▶ [Prompt] Copy out every line of the items below that contains the word "stepped".

begin Entries supplied

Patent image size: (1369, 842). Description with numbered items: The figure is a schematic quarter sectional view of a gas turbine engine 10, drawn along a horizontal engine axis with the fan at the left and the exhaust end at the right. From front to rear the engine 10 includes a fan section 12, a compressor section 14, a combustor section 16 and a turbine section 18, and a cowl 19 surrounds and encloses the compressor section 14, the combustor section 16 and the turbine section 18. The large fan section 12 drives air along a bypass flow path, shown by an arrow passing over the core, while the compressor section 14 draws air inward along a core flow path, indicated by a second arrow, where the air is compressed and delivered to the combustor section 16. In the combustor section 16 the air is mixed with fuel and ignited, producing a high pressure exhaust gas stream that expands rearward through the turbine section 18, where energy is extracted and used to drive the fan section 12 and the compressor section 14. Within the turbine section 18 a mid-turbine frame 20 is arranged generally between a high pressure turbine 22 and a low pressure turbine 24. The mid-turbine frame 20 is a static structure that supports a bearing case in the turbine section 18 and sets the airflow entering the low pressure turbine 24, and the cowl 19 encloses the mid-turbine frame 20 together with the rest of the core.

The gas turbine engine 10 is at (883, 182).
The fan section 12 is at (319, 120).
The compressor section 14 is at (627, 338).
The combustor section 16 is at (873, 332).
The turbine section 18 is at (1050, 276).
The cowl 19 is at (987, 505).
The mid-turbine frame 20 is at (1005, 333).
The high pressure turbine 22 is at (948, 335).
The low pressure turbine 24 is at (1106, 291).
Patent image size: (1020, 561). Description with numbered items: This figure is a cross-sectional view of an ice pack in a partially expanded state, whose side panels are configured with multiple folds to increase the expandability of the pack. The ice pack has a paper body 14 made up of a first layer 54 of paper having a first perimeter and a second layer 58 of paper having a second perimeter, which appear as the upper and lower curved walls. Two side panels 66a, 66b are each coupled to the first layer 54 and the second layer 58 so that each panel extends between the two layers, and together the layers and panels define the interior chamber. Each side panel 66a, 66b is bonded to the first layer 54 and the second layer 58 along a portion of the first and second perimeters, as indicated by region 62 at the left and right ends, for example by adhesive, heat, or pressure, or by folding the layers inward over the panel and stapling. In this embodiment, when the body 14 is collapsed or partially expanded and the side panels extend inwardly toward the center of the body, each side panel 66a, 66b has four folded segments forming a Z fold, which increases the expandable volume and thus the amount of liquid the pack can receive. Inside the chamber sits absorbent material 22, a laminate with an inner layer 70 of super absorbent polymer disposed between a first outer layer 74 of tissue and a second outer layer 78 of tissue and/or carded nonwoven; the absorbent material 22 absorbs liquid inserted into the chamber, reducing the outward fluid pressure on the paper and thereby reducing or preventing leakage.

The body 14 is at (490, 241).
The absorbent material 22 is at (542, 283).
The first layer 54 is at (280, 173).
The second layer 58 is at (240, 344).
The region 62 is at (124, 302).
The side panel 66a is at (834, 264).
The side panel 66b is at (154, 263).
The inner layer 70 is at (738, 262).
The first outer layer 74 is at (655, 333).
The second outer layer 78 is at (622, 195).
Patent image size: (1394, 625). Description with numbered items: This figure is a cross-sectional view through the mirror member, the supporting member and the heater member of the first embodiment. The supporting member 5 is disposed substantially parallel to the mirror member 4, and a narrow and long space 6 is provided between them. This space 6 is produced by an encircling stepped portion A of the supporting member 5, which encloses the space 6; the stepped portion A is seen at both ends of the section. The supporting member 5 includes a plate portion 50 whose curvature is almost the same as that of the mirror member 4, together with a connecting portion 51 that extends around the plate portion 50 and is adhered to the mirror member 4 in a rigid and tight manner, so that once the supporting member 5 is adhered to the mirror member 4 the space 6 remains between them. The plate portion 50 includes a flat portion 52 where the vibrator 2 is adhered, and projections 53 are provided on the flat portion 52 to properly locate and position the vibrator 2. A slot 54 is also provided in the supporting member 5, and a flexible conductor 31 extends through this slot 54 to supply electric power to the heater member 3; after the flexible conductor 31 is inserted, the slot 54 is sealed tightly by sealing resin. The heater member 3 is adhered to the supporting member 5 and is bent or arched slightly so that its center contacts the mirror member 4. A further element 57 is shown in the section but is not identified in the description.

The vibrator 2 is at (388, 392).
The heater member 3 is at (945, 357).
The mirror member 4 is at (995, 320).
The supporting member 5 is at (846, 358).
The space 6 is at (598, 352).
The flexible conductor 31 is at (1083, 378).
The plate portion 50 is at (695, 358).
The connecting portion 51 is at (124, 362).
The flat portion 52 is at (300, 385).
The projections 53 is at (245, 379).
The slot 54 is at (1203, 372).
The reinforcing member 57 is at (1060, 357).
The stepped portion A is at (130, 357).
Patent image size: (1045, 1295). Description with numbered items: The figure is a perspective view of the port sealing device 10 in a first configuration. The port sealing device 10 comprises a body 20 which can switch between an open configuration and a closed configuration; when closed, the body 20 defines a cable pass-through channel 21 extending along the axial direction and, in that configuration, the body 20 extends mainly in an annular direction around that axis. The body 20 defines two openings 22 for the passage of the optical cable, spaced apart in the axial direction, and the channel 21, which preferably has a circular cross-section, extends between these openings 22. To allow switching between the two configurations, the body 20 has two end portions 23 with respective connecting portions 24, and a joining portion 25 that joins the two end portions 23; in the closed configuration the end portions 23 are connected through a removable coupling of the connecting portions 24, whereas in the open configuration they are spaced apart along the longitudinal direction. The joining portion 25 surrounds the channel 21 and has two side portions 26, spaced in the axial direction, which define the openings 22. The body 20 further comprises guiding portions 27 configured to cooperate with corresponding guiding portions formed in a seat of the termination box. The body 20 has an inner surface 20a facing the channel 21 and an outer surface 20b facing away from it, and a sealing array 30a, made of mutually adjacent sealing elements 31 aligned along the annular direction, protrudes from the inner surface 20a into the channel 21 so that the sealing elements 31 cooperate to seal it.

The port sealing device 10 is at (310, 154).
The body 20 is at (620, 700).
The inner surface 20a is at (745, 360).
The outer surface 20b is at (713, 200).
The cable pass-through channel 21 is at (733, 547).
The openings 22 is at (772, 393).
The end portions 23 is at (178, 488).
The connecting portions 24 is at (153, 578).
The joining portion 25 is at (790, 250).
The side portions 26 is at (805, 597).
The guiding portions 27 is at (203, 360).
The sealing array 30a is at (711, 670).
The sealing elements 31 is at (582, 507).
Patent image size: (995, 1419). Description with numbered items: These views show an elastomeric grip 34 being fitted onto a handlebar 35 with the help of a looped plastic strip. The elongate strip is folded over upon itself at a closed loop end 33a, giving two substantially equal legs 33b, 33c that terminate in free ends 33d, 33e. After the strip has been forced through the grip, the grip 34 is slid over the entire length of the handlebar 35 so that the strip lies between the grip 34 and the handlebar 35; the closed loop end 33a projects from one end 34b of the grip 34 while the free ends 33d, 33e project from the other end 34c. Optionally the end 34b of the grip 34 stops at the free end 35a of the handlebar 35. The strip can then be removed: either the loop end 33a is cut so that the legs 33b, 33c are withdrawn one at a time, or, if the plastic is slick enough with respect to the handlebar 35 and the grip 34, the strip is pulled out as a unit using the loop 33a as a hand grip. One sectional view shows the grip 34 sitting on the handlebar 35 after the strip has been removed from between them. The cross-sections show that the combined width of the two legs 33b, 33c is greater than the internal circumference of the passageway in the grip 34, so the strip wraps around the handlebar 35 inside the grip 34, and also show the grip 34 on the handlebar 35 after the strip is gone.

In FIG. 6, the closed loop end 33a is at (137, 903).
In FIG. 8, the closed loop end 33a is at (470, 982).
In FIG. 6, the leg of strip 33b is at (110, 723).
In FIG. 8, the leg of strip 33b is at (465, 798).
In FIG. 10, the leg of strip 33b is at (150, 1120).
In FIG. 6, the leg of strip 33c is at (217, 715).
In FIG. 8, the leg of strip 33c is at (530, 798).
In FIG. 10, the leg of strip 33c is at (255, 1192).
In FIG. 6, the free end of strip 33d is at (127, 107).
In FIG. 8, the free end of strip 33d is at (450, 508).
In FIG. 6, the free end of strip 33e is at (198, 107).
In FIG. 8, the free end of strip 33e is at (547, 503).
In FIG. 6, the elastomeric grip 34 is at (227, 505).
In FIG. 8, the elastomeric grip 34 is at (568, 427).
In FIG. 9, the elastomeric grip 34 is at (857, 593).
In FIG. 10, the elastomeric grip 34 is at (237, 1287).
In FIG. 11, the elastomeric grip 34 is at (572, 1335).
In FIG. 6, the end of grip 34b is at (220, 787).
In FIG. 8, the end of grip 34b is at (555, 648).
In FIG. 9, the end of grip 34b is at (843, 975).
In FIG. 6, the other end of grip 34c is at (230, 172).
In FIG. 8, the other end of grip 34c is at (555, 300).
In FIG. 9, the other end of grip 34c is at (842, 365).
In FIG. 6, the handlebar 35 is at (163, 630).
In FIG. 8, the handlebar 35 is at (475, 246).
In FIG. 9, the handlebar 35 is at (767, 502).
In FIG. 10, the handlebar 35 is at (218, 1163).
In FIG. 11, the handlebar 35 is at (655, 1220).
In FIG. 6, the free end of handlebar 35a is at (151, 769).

end Entries supplied

▶ [Written answer]
Patent image size: (1394, 625). Description with numbered items: This figure is a cross-sectional view through the mirror member, the supporting member and the heater member of the first embodiment. The supporting member 5 is disposed substantially parallel to the mirror member 4, and a narrow and long space 6 is provided between them. This space 6 is produced by an encircling stepped portion A of the supporting member 5, which encloses the space 6; the stepped portion A is seen at both ends of the section. The supporting member 5 includes a plate portion 50 whose curvature is almost the same as that of the mirror member 4, together with a connecting portion 51 that extends around the plate portion 50 and is adhered to the mirror member 4 in a rigid and tight manner, so that once the supporting member 5 is adhered to the mirror member 4 the space 6 remains between them. The plate portion 50 includes a flat portion 52 where the vibrator 2 is adhered, and projections 53 are provided on the flat portion 52 to properly locate and position the vibrator 2. A slot 54 is also provided in the supporting member 5, and a flexible conductor 31 extends through this slot 54 to supply electric power to the heater member 3; after the flexible conductor 31 is inserted, the slot 54 is sealed tightly by sealing resin. The heater member 3 is adhered to the supporting member 5 and is bent or arched slightly so that its center contacts the mirror member 4. A further element 57 is shown in the section but is not identified in the description.
The stepped portion A is at (130, 357).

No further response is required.